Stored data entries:

========================================================================

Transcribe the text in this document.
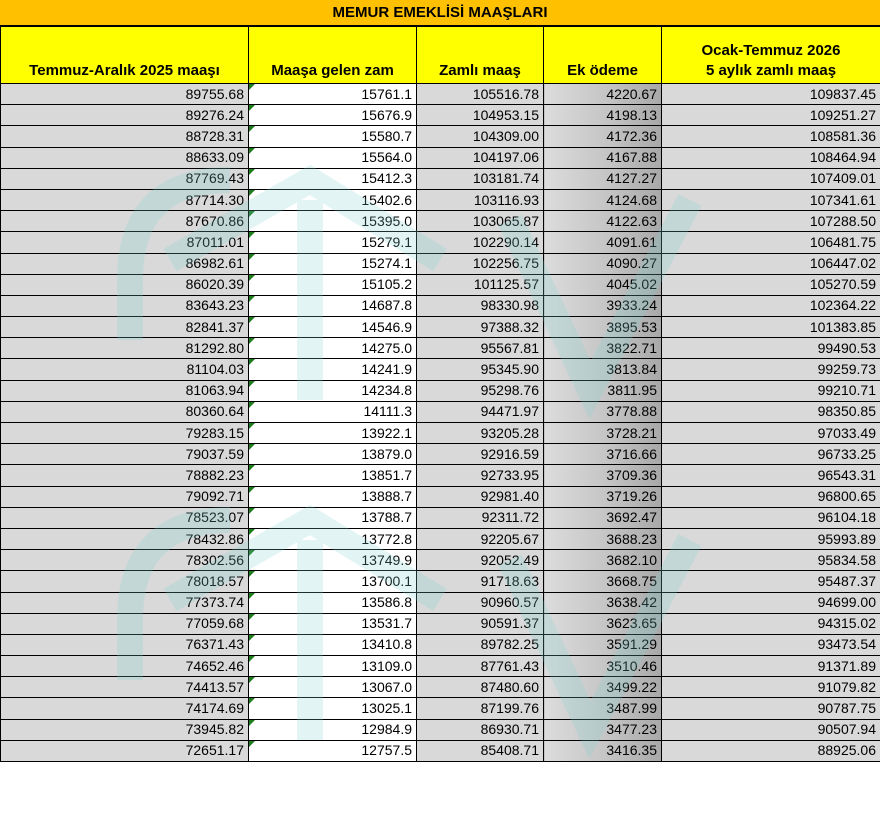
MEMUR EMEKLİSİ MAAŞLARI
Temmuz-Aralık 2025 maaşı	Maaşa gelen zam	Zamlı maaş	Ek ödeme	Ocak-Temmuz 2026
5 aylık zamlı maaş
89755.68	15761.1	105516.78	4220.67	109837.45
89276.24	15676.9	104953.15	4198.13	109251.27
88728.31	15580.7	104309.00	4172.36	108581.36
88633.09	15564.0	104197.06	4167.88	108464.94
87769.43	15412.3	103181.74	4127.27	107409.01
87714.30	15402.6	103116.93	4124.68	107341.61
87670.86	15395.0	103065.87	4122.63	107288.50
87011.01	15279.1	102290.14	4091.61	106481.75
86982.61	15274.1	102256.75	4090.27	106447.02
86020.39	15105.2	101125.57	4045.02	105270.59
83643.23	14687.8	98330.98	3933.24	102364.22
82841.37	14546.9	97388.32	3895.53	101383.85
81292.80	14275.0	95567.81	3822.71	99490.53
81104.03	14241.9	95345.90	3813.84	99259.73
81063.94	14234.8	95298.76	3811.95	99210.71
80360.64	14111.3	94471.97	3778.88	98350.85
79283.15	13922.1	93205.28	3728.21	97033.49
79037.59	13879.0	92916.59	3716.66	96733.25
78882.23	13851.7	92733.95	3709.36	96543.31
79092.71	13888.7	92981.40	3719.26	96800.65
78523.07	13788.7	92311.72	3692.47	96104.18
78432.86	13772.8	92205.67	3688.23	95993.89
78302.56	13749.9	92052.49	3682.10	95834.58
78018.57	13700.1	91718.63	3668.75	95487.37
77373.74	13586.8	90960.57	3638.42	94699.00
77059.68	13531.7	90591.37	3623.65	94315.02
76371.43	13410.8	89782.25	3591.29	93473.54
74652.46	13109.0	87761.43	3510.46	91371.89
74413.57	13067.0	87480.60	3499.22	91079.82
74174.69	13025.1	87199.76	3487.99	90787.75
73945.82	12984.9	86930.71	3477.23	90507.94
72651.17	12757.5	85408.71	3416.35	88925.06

========================================================================

=== Request ===
Images in the data above are to be skipped. Retype all other material exactly.

=== Solution to the problem ===
Transcribe the text in this document.
MEMUR EMEKLİSİ MAAŞLARI
Temmuz-Aralık 2025 maaşı	Maaşa gelen zam	Zamlı maaş	Ek ödeme	Ocak-Temmuz 2026
5 aylık zamlı maaş
89755.68	15761.1	105516.78	4220.67	109837.45
89276.24	15676.9	104953.15	4198.13	109251.27
88728.31	15580.7	104309.00	4172.36	108581.36
88633.09	15564.0	104197.06	4167.88	108464.94
87769.43	15412.3	103181.74	4127.27	107409.01
87714.30	15402.6	103116.93	4124.68	107341.61
87670.86	15395.0	103065.87	4122.63	107288.50
87011.01	15279.1	102290.14	4091.61	106481.75
86982.61	15274.1	102256.75	4090.27	106447.02
86020.39	15105.2	101125.57	4045.02	105270.59
83643.23	14687.8	98330.98	3933.24	102364.22
82841.37	14546.9	97388.32	3895.53	101383.85
81292.80	14275.0	95567.81	3822.71	99490.53
81104.03	14241.9	95345.90	3813.84	99259.73
81063.94	14234.8	95298.76	3811.95	99210.71
80360.64	14111.3	94471.97	3778.88	98350.85
79283.15	13922.1	93205.28	3728.21	97033.49
79037.59	13879.0	92916.59	3716.66	96733.25
78882.23	13851.7	92733.95	3709.36	96543.31
79092.71	13888.7	92981.40	3719.26	96800.65
78523.07	13788.7	92311.72	3692.47	96104.18
78432.86	13772.8	92205.67	3688.23	95993.89
78302.56	13749.9	92052.49	3682.10	95834.58
78018.57	13700.1	91718.63	3668.75	95487.37
77373.74	13586.8	90960.57	3638.42	94699.00
77059.68	13531.7	90591.37	3623.65	94315.02
76371.43	13410.8	89782.25	3591.29	93473.54
74652.46	13109.0	87761.43	3510.46	91371.89
74413.57	13067.0	87480.60	3499.22	91079.82
74174.69	13025.1	87199.76	3487.99	90787.75
73945.82	12984.9	86930.71	3477.23	90507.94
72651.17	12757.5	85408.71	3416.35	88925.06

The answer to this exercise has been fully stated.